* _Element region listings_
--- BEGIN ---
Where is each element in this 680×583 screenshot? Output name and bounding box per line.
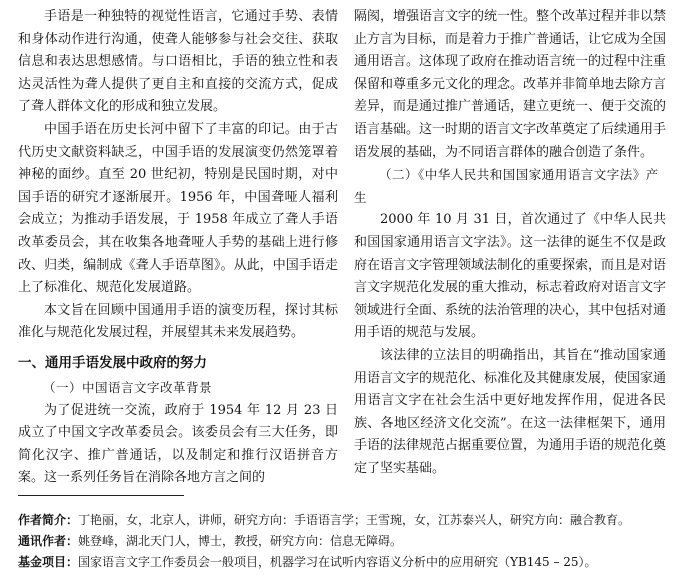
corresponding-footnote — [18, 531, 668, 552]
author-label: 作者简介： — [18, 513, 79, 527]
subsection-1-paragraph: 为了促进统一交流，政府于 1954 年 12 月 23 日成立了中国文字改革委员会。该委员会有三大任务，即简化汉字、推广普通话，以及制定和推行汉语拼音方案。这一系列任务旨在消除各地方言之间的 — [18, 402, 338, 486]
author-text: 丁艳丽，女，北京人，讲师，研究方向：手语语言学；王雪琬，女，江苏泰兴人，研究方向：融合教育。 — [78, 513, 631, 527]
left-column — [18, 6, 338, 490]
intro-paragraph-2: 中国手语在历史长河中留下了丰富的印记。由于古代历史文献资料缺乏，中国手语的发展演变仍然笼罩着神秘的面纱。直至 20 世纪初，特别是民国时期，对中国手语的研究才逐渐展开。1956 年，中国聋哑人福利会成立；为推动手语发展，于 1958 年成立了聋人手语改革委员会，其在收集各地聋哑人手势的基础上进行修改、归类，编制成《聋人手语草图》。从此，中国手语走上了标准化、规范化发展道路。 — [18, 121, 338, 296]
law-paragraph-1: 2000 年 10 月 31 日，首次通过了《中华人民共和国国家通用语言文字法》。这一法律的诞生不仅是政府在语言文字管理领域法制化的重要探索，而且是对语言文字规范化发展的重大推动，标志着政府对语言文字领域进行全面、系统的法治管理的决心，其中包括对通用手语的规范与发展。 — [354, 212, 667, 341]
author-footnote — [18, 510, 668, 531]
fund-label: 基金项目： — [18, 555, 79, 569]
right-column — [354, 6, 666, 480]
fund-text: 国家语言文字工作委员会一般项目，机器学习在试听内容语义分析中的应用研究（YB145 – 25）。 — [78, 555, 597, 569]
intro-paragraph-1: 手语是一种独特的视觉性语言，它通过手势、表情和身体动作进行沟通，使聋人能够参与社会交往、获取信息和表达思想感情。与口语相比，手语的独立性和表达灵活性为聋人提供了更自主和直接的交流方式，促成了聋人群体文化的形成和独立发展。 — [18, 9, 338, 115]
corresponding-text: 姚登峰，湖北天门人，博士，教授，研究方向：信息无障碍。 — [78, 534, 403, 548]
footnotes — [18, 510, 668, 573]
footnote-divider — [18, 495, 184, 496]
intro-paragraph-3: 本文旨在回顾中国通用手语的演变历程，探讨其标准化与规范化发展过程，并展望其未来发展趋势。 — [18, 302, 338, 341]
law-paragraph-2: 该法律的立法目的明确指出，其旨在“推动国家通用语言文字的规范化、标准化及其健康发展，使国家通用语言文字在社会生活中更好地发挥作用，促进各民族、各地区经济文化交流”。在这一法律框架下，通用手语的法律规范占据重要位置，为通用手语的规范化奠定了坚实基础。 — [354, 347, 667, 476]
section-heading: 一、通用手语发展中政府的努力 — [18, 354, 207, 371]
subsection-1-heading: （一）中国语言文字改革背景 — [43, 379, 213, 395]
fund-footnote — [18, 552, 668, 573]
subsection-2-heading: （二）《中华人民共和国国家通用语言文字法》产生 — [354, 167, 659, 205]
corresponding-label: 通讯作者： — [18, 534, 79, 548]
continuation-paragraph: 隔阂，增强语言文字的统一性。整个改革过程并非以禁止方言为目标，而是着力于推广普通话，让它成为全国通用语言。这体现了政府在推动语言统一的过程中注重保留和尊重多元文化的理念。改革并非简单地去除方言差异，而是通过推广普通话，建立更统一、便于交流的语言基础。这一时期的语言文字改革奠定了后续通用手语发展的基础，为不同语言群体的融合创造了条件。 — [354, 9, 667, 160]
--- END ---
--- BEGIN ---
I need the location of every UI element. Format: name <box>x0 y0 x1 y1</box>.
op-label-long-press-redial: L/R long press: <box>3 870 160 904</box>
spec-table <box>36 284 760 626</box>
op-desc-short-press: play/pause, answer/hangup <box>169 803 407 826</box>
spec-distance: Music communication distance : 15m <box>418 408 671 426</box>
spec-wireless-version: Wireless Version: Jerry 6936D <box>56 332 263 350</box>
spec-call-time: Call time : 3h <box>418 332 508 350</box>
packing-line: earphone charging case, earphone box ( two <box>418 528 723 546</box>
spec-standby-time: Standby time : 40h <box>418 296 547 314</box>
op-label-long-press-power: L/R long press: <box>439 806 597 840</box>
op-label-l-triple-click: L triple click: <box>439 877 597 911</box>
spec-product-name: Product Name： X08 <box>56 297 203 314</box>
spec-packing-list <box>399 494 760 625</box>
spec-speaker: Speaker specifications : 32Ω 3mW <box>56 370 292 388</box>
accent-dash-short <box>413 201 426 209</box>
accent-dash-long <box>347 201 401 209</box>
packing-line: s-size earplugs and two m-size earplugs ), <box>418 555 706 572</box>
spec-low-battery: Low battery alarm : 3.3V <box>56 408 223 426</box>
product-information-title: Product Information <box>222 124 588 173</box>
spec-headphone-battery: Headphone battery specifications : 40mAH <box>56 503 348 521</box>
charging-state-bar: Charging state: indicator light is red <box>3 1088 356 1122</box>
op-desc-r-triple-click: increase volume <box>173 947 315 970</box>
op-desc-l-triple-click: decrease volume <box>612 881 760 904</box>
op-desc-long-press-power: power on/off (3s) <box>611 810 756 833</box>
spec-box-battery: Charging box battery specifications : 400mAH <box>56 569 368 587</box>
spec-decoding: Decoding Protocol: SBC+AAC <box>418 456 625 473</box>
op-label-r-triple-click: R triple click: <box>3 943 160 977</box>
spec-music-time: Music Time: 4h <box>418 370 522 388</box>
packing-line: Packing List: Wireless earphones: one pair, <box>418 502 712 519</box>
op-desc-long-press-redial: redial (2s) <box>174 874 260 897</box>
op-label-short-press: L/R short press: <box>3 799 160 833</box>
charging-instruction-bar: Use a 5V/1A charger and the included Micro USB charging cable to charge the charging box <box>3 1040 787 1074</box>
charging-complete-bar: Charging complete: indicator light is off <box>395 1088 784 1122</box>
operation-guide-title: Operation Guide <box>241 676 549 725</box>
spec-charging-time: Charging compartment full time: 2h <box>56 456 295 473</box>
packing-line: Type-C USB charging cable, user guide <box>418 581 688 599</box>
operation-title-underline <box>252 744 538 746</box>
--- END ---
--- BEGIN ---
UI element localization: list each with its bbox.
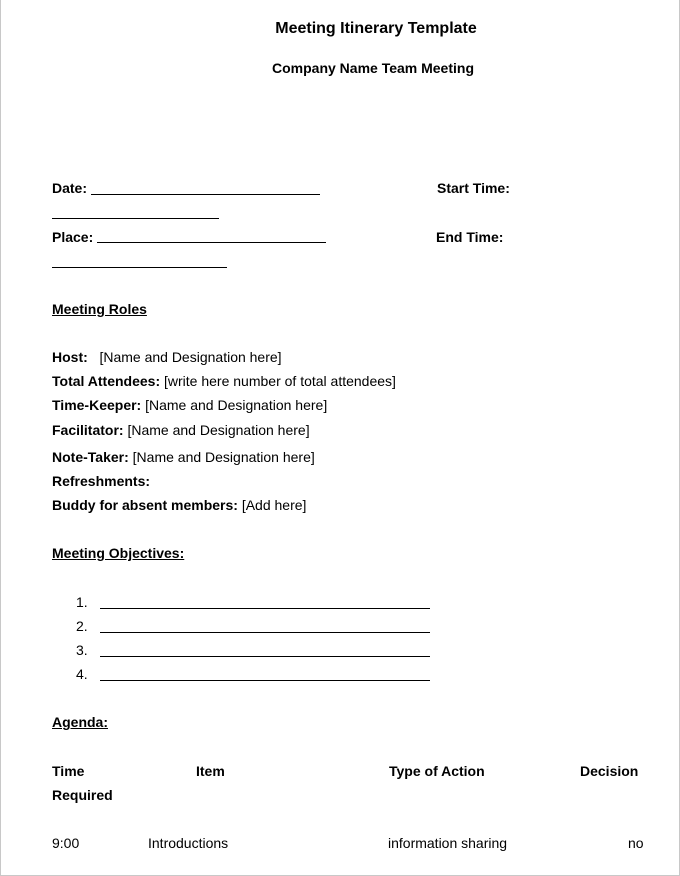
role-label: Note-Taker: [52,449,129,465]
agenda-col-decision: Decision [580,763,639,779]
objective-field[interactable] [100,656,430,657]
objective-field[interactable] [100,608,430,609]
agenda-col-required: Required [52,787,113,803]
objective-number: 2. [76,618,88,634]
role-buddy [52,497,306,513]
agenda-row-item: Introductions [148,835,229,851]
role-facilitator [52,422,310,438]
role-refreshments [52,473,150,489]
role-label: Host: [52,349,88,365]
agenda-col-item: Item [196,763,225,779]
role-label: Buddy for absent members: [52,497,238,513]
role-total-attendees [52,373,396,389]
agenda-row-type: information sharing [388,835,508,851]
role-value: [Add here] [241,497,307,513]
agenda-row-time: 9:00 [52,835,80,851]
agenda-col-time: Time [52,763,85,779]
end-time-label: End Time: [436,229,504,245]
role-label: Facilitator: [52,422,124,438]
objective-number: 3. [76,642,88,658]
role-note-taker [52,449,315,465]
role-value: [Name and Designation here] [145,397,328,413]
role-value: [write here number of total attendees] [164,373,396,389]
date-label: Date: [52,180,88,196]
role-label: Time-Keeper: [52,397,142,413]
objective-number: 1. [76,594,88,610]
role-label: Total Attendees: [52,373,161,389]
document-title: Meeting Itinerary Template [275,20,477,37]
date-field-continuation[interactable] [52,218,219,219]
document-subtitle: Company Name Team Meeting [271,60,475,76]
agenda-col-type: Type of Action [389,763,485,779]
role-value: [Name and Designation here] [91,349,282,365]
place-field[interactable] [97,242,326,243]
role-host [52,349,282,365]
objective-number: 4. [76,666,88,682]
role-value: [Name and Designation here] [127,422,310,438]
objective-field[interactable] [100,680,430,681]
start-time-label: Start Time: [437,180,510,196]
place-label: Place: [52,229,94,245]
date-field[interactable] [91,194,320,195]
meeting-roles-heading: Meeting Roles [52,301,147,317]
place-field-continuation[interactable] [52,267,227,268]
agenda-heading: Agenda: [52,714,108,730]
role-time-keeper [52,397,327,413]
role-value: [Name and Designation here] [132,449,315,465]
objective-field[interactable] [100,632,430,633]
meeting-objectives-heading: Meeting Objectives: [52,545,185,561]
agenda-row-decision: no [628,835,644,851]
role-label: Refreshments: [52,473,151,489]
--- END ---
* _WRITTEN TASK_
Filter the lines above, keeping every line that contains the string "dash". Treat the match as case-sensitive.

* _SOLUTION TO THIS EXERCISE_
accent-dash-short <box>413 201 426 209</box>
accent-dash-long <box>347 201 401 209</box>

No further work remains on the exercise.